Instructions for the task
In the listing below, every entry should be duplicated exactly.

Listed records section start

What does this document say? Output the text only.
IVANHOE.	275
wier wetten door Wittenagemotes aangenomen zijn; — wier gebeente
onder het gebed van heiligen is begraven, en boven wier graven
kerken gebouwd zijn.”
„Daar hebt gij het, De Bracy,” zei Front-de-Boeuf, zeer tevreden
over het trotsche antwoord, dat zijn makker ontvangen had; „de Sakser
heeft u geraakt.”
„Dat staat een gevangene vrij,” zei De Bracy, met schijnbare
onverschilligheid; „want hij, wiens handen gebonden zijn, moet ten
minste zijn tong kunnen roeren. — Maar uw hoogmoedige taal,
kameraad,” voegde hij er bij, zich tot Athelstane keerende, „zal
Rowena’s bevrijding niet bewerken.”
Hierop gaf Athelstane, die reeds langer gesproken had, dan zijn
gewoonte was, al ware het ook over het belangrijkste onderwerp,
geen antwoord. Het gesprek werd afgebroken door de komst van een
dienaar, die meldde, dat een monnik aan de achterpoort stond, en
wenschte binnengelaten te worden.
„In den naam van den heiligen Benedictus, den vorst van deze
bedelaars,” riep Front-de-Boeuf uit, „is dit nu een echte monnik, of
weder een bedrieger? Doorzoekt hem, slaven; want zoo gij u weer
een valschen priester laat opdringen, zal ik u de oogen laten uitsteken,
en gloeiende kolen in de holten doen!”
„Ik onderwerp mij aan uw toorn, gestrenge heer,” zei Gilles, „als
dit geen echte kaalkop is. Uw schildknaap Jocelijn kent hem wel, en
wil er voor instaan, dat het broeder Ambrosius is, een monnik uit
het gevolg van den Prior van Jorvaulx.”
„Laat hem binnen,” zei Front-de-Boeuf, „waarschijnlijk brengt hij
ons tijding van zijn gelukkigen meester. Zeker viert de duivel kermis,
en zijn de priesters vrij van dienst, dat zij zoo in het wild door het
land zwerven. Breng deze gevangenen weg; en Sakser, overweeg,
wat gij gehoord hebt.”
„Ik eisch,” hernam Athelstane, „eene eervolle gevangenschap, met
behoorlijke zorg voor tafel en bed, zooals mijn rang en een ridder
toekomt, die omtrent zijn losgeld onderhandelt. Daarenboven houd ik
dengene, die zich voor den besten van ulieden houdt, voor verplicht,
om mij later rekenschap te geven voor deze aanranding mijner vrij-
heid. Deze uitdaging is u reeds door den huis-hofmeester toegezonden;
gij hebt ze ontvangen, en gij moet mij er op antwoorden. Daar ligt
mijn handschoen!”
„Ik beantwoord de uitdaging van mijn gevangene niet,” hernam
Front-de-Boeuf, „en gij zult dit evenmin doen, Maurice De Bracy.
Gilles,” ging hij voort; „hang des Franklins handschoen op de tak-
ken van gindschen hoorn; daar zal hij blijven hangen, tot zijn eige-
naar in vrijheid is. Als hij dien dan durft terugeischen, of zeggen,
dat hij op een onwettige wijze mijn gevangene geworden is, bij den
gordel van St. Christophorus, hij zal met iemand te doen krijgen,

Listed records section end

Answer to this task
What does this document say? Output the text only.
IVANHOE.	275
wier wetten door Wittenagemotes aangenomen zijn; — wier gebeente
onder het gebed van heiligen is begraven, en boven wier graven
kerken gebouwd zijn.”
„Daar hebt gij het, De Bracy,” zei Front-de-Boeuf, zeer tevreden
over het trotsche antwoord, dat zijn makker ontvangen had; „de Sakser
heeft u geraakt.”
„Dat staat een gevangene vrij,” zei De Bracy, met schijnbare
onverschilligheid; „want hij, wiens handen gebonden zijn, moet ten
minste zijn tong kunnen roeren. — Maar uw hoogmoedige taal,
kameraad,” voegde hij er bij, zich tot Athelstane keerende, „zal
Rowena’s bevrijding niet bewerken.”
Hierop gaf Athelstane, die reeds langer gesproken had, dan zijn
gewoonte was, al ware het ook over het belangrijkste onderwerp,
geen antwoord. Het gesprek werd afgebroken door de komst van een
dienaar, die meldde, dat een monnik aan de achterpoort stond, en
wenschte binnengelaten te worden.
„In den naam van den heiligen Benedictus, den vorst van deze
bedelaars,” riep Front-de-Boeuf uit, „is dit nu een echte monnik, of
weder een bedrieger? Doorzoekt hem, slaven; want zoo gij u weer
een valschen priester laat opdringen, zal ik u de oogen laten uitsteken,
en gloeiende kolen in de holten doen!”
„Ik onderwerp mij aan uw toorn, gestrenge heer,” zei Gilles, „als
dit geen echte kaalkop is. Uw schildknaap Jocelijn kent hem wel, en
wil er voor instaan, dat het broeder Ambrosius is, een monnik uit
het gevolg van den Prior van Jorvaulx.”
„Laat hem binnen,” zei Front-de-Boeuf, „waarschijnlijk brengt hij
ons tijding van zijn gelukkigen meester. Zeker viert de duivel kermis,
en zijn de priesters vrij van dienst, dat zij zoo in het wild door het
land zwerven. Breng deze gevangenen weg; en Sakser, overweeg,
wat gij gehoord hebt.”
„Ik eisch,” hernam Athelstane, „eene eervolle gevangenschap, met
behoorlijke zorg voor tafel en bed, zooals mijn rang en een ridder
toekomt, die omtrent zijn losgeld onderhandelt. Daarenboven houd ik
dengene, die zich voor den besten van ulieden houdt, voor verplicht,
om mij later rekenschap te geven voor deze aanranding mijner vrij-
heid. Deze uitdaging is u reeds door den huis-hofmeester toegezonden;
gij hebt ze ontvangen, en gij moet mij er op antwoorden. Daar ligt
mijn handschoen!”
„Ik beantwoord de uitdaging van mijn gevangene niet,” hernam
Front-de-Boeuf, „en gij zult dit evenmin doen, Maurice De Bracy.
Gilles,” ging hij voort; „hang des Franklins handschoen op de tak-
ken van gindschen hoorn; daar zal hij blijven hangen, tot zijn eige-
naar in vrijheid is. Als hij dien dan durft terugeischen, of zeggen,
dat hij op een onwettige wijze mijn gevangene geworden is, bij den
gordel van St. Christophorus, hij zal met iemand te doen krijgen,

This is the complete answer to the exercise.